Copy out the items from the line with "svg-text:R2: R2 — [97, 127, 114, 142]" to the line with "wire IC3A output — [867, 263, 904, 265]", both included, keeping each one unchanged.
start Records supplied
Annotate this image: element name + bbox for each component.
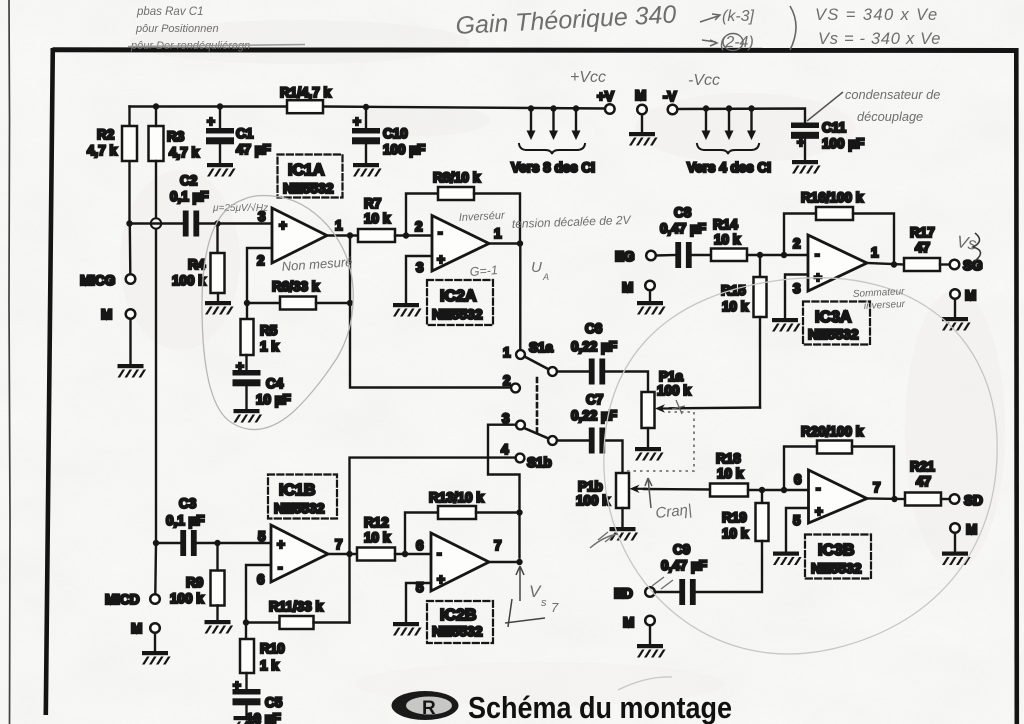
svg-text:R2: R2 — [97, 127, 114, 142]
op-amp IC3A — [808, 235, 867, 291]
wire IC3B output — [867, 497, 905, 500]
svg-text:R5: R5 — [260, 323, 278, 338]
node R6 right — [347, 300, 353, 306]
wire M power to ground — [641, 114, 643, 132]
svg-text:IC1B: IC1B — [279, 482, 315, 499]
capacitor C5 — [233, 689, 261, 705]
capacitor C10 — [365, 107, 367, 128]
dashed box IC3A — [803, 302, 870, 345]
wire IC1B output to R12 — [328, 553, 357, 555]
node IC1A output — [347, 232, 353, 238]
arrow 2-4 — [702, 40, 717, 46]
scanner page-edge artifact line — [9, 0, 10, 724]
svg-text:R16/100 k: R16/100 k — [801, 190, 864, 205]
terminal MICG — [126, 274, 136, 284]
magazine logo ellipse — [392, 691, 459, 720]
svg-text:M: M — [966, 522, 977, 537]
node R18-R19 — [759, 487, 765, 493]
resistor R14 — [711, 249, 747, 262]
svg-text:Vers 8 des CI: Vers 8 des CI — [511, 160, 595, 175]
svg-text:-: - — [278, 560, 283, 575]
switch common S1b — [548, 436, 557, 445]
wire IC2B pin5 to ground — [406, 583, 431, 622]
svg-text:2: 2 — [257, 253, 265, 268]
dashed box IC1B — [268, 475, 337, 519]
wire C9 to ED — [655, 591, 680, 593]
resistor R9 — [216, 543, 218, 571]
svg-text:6: 6 — [416, 538, 424, 553]
svg-text:R3: R3 — [167, 129, 185, 144]
wire R13 feedback right — [476, 511, 520, 513]
svg-text:-V: -V — [663, 89, 677, 104]
svg-text:7: 7 — [335, 537, 343, 552]
wire C11 to ground — [804, 140, 806, 161]
wire -V rail to C11 — [677, 109, 805, 123]
wire R13 feedback left — [405, 513, 438, 555]
wire R14 to IC3A pin2 — [747, 254, 808, 256]
wiper arrow P1a — [661, 407, 672, 409]
wire P1b wiper to R18 — [644, 488, 710, 491]
ground P1b — [610, 527, 639, 541]
wire IC3A output — [867, 263, 904, 265]
ground M ed — [637, 644, 666, 658]
svg-text:+V: +V — [597, 89, 614, 104]
svg-text:10 k: 10 k — [364, 530, 391, 545]
wire R19 down to C9 row — [695, 541, 762, 592]
resistor R10 — [245, 623, 247, 640]
svg-text:EG: EG — [615, 249, 635, 264]
svg-text:NE5532: NE5532 — [811, 560, 862, 576]
svg-text:SG: SG — [963, 258, 983, 273]
ground IC2B pin5 — [393, 622, 422, 636]
wire IC1A output to R7 — [327, 234, 358, 236]
svg-text:pôur Positionnen: pôur Positionnen — [135, 23, 219, 35]
ground M sg — [942, 317, 971, 331]
svg-text:+: + — [353, 114, 361, 129]
node C3-R9 — [214, 540, 220, 546]
wire R3 top lead — [155, 107, 157, 127]
wire M ed ground — [649, 626, 651, 645]
svg-text:10 k: 10 k — [714, 232, 741, 247]
svg-text:R19: R19 — [722, 510, 747, 525]
wire IC2B output — [489, 561, 520, 563]
svg-text:C2: C2 — [180, 173, 197, 188]
svg-text:μ=25μV/√Hz: μ=25μV/√Hz — [212, 202, 268, 214]
svg-text:5: 5 — [258, 529, 266, 544]
svg-text:2: 2 — [503, 373, 511, 388]
svg-text:P1a: P1a — [659, 369, 684, 384]
svg-text:0,22 µF: 0,22 µF — [571, 408, 617, 423]
svg-text:+: + — [279, 218, 287, 233]
svg-text:1 k: 1 k — [260, 658, 279, 673]
svg-text:s: s — [541, 597, 547, 609]
node R6-pin2 — [244, 300, 250, 306]
arrow k-3 — [700, 14, 720, 22]
wire M micd ground — [154, 633, 156, 651]
svg-text:R13/10 k: R13/10 k — [429, 490, 484, 505]
wire R15 down to P1a wiper — [759, 317, 761, 408]
svg-text:IC1A: IC1A — [288, 162, 325, 179]
svg-text:C3: C3 — [179, 496, 197, 511]
wire S1b common to C7 — [557, 439, 589, 441]
svg-text:A: A — [542, 272, 549, 282]
terminal ED — [645, 587, 655, 597]
small pencil mark at P1a wiper — [672, 400, 685, 414]
wire M sd ground — [954, 533, 956, 552]
svg-text:-: - — [816, 481, 821, 496]
svg-text:10 µF: 10 µF — [256, 392, 291, 407]
node R14-R15 — [757, 252, 763, 258]
svg-text:100 k: 100 k — [170, 591, 204, 606]
svg-text:-: - — [437, 546, 442, 561]
wire R8 feedback right — [474, 194, 520, 244]
svg-text:IC2B: IC2B — [440, 607, 476, 624]
resistor R6 — [247, 302, 280, 304]
svg-text:+Vcc: +Vcc — [570, 69, 606, 86]
switch contact 2 — [511, 384, 520, 393]
ground P1a — [635, 447, 664, 461]
brace vers 4 — [697, 144, 759, 154]
svg-text:M: M — [635, 88, 646, 103]
capacitor C6 — [589, 359, 605, 385]
dashed box IC3B — [805, 535, 871, 579]
svg-text:G=-1: G=-1 — [469, 263, 498, 279]
wire P1a wiper to R15 bottom — [670, 406, 760, 409]
node MICG row — [126, 220, 132, 226]
svg-text:0,1 µF: 0,1 µF — [166, 513, 205, 528]
svg-text:0,47 µF: 0,47 µF — [660, 221, 706, 236]
svg-text:SD: SD — [964, 493, 983, 508]
wire rail corner down to MICG row — [128, 107, 130, 224]
svg-text:+: + — [207, 114, 215, 129]
ground IC3B pin5 — [773, 552, 802, 566]
svg-text:MICD: MICD — [105, 592, 140, 607]
svg-text:10 k: 10 k — [364, 211, 391, 226]
svg-text:pbas Rav C1: pbas Rav C1 — [136, 6, 203, 18]
svg-text:6: 6 — [257, 572, 265, 587]
node R11-pin6 — [243, 619, 249, 625]
wire contact4 to IC1B output — [350, 458, 516, 554]
ground C4 — [234, 409, 263, 423]
capacitor C1 — [219, 107, 221, 129]
capacitor C7 — [589, 428, 605, 454]
svg-text:R7: R7 — [364, 196, 381, 211]
wire R12 to IC2B pin6 — [395, 553, 431, 555]
wire M to ground — [129, 319, 131, 364]
svg-text:R6/33 k: R6/33 k — [272, 279, 320, 294]
svg-text:R1/4,7 k: R1/4,7 k — [280, 85, 332, 100]
ground R9 — [205, 620, 234, 634]
svg-text:C6: C6 — [585, 321, 603, 336]
svg-text:(k-3]: (k-3] — [722, 8, 755, 25]
node IC3B output — [891, 496, 897, 502]
svg-text:Inverséur: Inverséur — [459, 210, 507, 224]
svg-text:C10: C10 — [383, 126, 408, 141]
wire IC1A pin2 — [247, 248, 272, 303]
svg-text:100 k: 100 k — [172, 273, 206, 288]
terminal SD — [950, 494, 960, 504]
resistor R1 — [287, 100, 323, 113]
resistor R18 — [710, 484, 748, 497]
svg-text:-Vcc: -Vcc — [688, 72, 720, 89]
svg-text:C7: C7 — [586, 392, 603, 407]
svg-text:R: R — [422, 698, 436, 719]
capacitor C9 — [679, 579, 695, 605]
ground IC3A pin3 — [772, 318, 801, 332]
wire IC3A pin3 to ground — [785, 275, 808, 319]
svg-text:C1: C1 — [236, 126, 254, 141]
wire IC2A out down to S1a contact 1 — [519, 244, 521, 350]
node IC2B output — [516, 559, 522, 565]
wire R18 to IC3B pin6 — [748, 489, 809, 491]
svg-text:MICG: MICG — [80, 273, 115, 288]
svg-text:3: 3 — [416, 260, 424, 275]
svg-text:7: 7 — [551, 600, 559, 615]
svg-text:4,7 k: 4,7 k — [169, 145, 200, 160]
hw arrow Vs7 at IC2B output — [516, 566, 524, 601]
wire R8 feedback left — [406, 194, 438, 236]
svg-text:5: 5 — [793, 513, 801, 528]
svg-text:M: M — [131, 621, 142, 636]
svg-text:47: 47 — [916, 474, 931, 489]
svg-text:0,47 µF: 0,47 µF — [661, 558, 707, 573]
wire R20 feedback left — [784, 447, 817, 491]
wire R11 up to output node — [348, 554, 350, 623]
wire M sg ground — [954, 299, 956, 317]
svg-text:2: 2 — [793, 236, 801, 251]
svg-text:NE5532: NE5532 — [432, 623, 483, 639]
ground M sd — [942, 552, 971, 566]
wire R20 feedback right — [852, 447, 894, 500]
svg-text:NE5532: NE5532 — [432, 306, 483, 322]
wire C8 to R14 — [692, 254, 712, 256]
svg-text:Vers 4 des CI: Vers 4 des CI — [687, 160, 771, 175]
svg-text:R4: R4 — [188, 257, 206, 272]
svg-text:0,22 µF: 0,22 µF — [571, 339, 617, 354]
terminal M eg — [645, 281, 655, 291]
mechanical link dashes S1 — [536, 378, 539, 433]
resistor R20 — [817, 441, 852, 454]
svg-text:-: - — [815, 247, 820, 262]
svg-text:C4: C4 — [266, 376, 284, 391]
terminal M sg — [950, 289, 960, 299]
svg-text:condensateur de: condensateur de — [845, 87, 940, 102]
node R3 bottom MICD row — [153, 540, 159, 546]
svg-text:+: + — [437, 252, 445, 267]
resistor R16 — [816, 207, 853, 220]
svg-text:Schéma du montage: Schéma du montage — [468, 690, 732, 724]
wire IC2A output — [489, 242, 520, 244]
svg-text:7: 7 — [873, 480, 881, 495]
svg-text:Vs = - 340 x Ve: Vs = - 340 x Ve — [818, 30, 941, 48]
svg-text:R17: R17 — [910, 225, 935, 240]
switch blade S1b — [525, 428, 549, 438]
svg-text:R20/100 k: R20/100 k — [801, 424, 864, 439]
wire P1a to ground — [647, 428, 649, 447]
svg-text:47 µF: 47 µF — [236, 142, 271, 157]
svg-text:NE5532: NE5532 — [808, 326, 859, 342]
switch blade S1a — [525, 357, 550, 370]
capacitor C4 — [233, 370, 261, 386]
capacitor C3 — [180, 530, 196, 556]
op-amp IC3B — [809, 470, 868, 523]
svg-text:IC3B: IC3B — [818, 542, 854, 559]
resistor R21 — [905, 493, 941, 506]
svg-text:R18: R18 — [716, 451, 741, 466]
svg-text:0,1 µF: 0,1 µF — [170, 189, 209, 204]
resistor R7 — [358, 229, 395, 242]
node rail-R3 — [153, 103, 159, 109]
svg-text:S1b: S1b — [527, 455, 552, 470]
svg-text:Vs: Vs — [955, 232, 978, 254]
svg-text:NE5532: NE5532 — [283, 180, 334, 196]
potentiometer P1a — [642, 392, 655, 428]
resistor R3 — [149, 126, 164, 161]
svg-text:1: 1 — [871, 245, 879, 260]
switch contact 3 — [516, 421, 525, 430]
svg-text:3: 3 — [793, 281, 801, 296]
svg-text:M: M — [965, 288, 976, 303]
op-amp IC2B — [431, 533, 489, 591]
svg-text:+: + — [277, 537, 285, 552]
svg-text:100 k: 100 k — [576, 493, 610, 508]
terminal SG — [950, 260, 960, 270]
resistor R13 — [438, 506, 476, 519]
ground R4 — [205, 301, 234, 315]
arrows vers 4 des CI — [702, 105, 757, 140]
svg-text:M: M — [622, 280, 633, 295]
svg-text:6: 6 — [794, 472, 802, 487]
svg-text:S1a: S1a — [529, 340, 554, 355]
node R7-R8 — [403, 232, 409, 238]
terminal M micd — [150, 623, 160, 633]
svg-text:R12: R12 — [364, 515, 389, 530]
terminal M ed — [645, 616, 655, 626]
arrows vers 8 des CI — [527, 105, 581, 140]
svg-text:47: 47 — [915, 240, 930, 255]
svg-text:4,7 k: 4,7 k — [87, 143, 118, 158]
wire R3 long vertical down to MICD row with crossover hop — [155, 161, 157, 218]
dashed box IC2B — [427, 601, 493, 643]
svg-text:R10: R10 — [260, 641, 285, 656]
wire MICD row to C3 — [156, 542, 181, 544]
svg-text:découplage: découplage — [857, 109, 923, 124]
svg-text:10 k: 10 k — [722, 526, 749, 541]
switch contact 1 — [516, 350, 525, 359]
terminal MICD — [150, 594, 160, 604]
terminal +V — [605, 104, 615, 114]
terminal M power — [637, 105, 647, 115]
svg-text:2: 2 — [415, 219, 423, 234]
svg-text:100 k: 100 k — [657, 383, 691, 398]
potentiometer P1b — [616, 473, 629, 508]
svg-text:+: + — [233, 678, 241, 693]
wire MICG row left segment — [130, 222, 185, 224]
resistor R5 — [246, 303, 248, 319]
op-amp IC1A — [272, 208, 327, 263]
wire top supply rail right segment to +V — [323, 107, 605, 109]
resistor R12 — [357, 548, 395, 561]
svg-text:P1b: P1b — [578, 479, 603, 494]
hw Cray at P1b — [645, 478, 652, 508]
ground IC2A pin3 — [393, 303, 422, 317]
switch contact 4 — [516, 454, 525, 463]
terminal EG — [646, 251, 656, 261]
ground C10 — [353, 163, 382, 177]
svg-text:IC2A: IC2A — [440, 288, 477, 305]
wiper arrow P1b — [636, 488, 646, 490]
wire IC1A out down to S1a contact 2 — [350, 236, 511, 388]
terminal M micg — [126, 309, 136, 319]
svg-text:NE5532: NE5532 — [274, 500, 325, 516]
wire down to MICD terminal — [154, 543, 157, 594]
ground M eg — [637, 301, 666, 315]
ground power M — [629, 132, 658, 146]
svg-text:+: + — [236, 359, 244, 374]
dashed box IC2A — [427, 280, 493, 325]
wire C3 to IC1B pin5 — [196, 542, 271, 544]
svg-text:4: 4 — [501, 442, 509, 457]
wire M eg ground — [649, 291, 651, 302]
svg-text:C9: C9 — [673, 542, 690, 557]
terminal -V — [668, 105, 678, 115]
svg-text:ED: ED — [614, 586, 633, 601]
svg-text:100 µF: 100 µF — [822, 136, 864, 151]
node rail-C10 — [363, 104, 369, 110]
node C2-R4 — [214, 220, 220, 226]
wire P1b to ground — [621, 508, 623, 527]
node R13-contact3 column — [516, 509, 522, 515]
resistor R19 — [761, 490, 763, 503]
svg-text:C8: C8 — [674, 205, 692, 220]
node feedback R16 — [781, 252, 787, 258]
wire R16 feedback left — [784, 214, 816, 256]
svg-text:10 k: 10 k — [717, 466, 744, 481]
wire R17 to SG — [940, 263, 950, 265]
svg-text:M: M — [623, 615, 634, 630]
wire S1a common to C6 — [557, 370, 589, 372]
faint scratch bottom right — [618, 677, 672, 690]
svg-text:R15: R15 — [721, 283, 746, 298]
node IC2A output — [517, 240, 523, 246]
svg-text:7: 7 — [494, 538, 502, 553]
svg-text:+: + — [815, 504, 823, 519]
node R12-R13 — [402, 551, 408, 557]
wire R16 feedback right — [853, 214, 894, 265]
svg-text:1: 1 — [494, 226, 502, 241]
wire IC1B pin6 — [246, 565, 271, 623]
wire IC2A pin3 to ground — [406, 256, 432, 303]
node IC3A output — [891, 261, 897, 267]
svg-text:R9: R9 — [186, 575, 203, 590]
resistor R2 — [122, 126, 137, 161]
wire contact3 jog to IC2B output column — [488, 425, 520, 558]
svg-text:R14: R14 — [713, 217, 738, 232]
wire top supply rail left segment — [130, 105, 288, 107]
svg-text:1: 1 — [335, 218, 343, 233]
svg-text:R8/10 k: R8/10 k — [433, 170, 481, 185]
wire R7 to IC2A pin2 — [395, 234, 432, 236]
svg-text:inverseur: inverseur — [864, 299, 906, 312]
resistor R11 — [246, 621, 280, 623]
node feedback R20 — [781, 487, 787, 493]
dashed box IC1A — [278, 155, 343, 198]
ground C1 — [207, 163, 236, 177]
wire C7 to P1b — [605, 441, 623, 474]
node rail-C1 — [217, 103, 223, 109]
terminal M sd — [950, 523, 960, 533]
resistor R8 — [438, 187, 474, 200]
end Records supplied
→ Written solution
svg-text:R2: R2 — [97, 127, 114, 142]
op-amp IC3A — [808, 235, 867, 291]
wire IC3B output — [867, 497, 905, 500]
svg-text:R5: R5 — [260, 323, 278, 338]
node R6 right — [347, 300, 353, 306]
wire M power to ground — [641, 114, 643, 132]
svg-text:IC1B: IC1B — [279, 482, 315, 499]
capacitor C5 — [233, 689, 261, 705]
capacitor C10 — [365, 107, 367, 128]
dashed box IC3A — [803, 302, 870, 345]
wire IC1B output to R12 — [328, 553, 357, 555]
node IC1A output — [347, 232, 353, 238]
arrow 2-4 — [702, 40, 717, 46]
scanner page-edge artifact line — [9, 0, 10, 724]
svg-text:R16/100 k: R16/100 k — [801, 190, 864, 205]
terminal MICG — [126, 274, 136, 284]
magazine logo ellipse — [392, 691, 459, 720]
svg-text:M: M — [966, 522, 977, 537]
node R18-R19 — [759, 487, 765, 493]
resistor R14 — [711, 249, 747, 262]
svg-text:Vers 8 des CI: Vers 8 des CI — [511, 160, 595, 175]
svg-text:-: - — [278, 560, 283, 575]
switch common S1b — [548, 436, 557, 445]
wire IC2B pin5 to ground — [406, 583, 431, 622]
svg-text:2: 2 — [257, 253, 265, 268]
dashed box IC1B — [268, 475, 337, 519]
wire C9 to ED — [655, 591, 680, 593]
resistor R9 — [216, 543, 218, 571]
svg-text:6: 6 — [416, 538, 424, 553]
svg-text:R3: R3 — [167, 129, 185, 144]
wire R13 feedback right — [476, 511, 520, 513]
svg-text:-V: -V — [663, 89, 677, 104]
svg-text:7: 7 — [335, 537, 343, 552]
wire C11 to ground — [804, 140, 806, 161]
wire -V rail to C11 — [677, 109, 805, 123]
wire R13 feedback left — [405, 513, 438, 555]
wire R14 to IC3A pin2 — [747, 254, 808, 256]
wiper arrow P1a — [661, 407, 672, 409]
wire P1b wiper to R18 — [644, 488, 710, 491]
ground P1b — [610, 527, 639, 541]
wire IC3A output — [867, 263, 904, 265]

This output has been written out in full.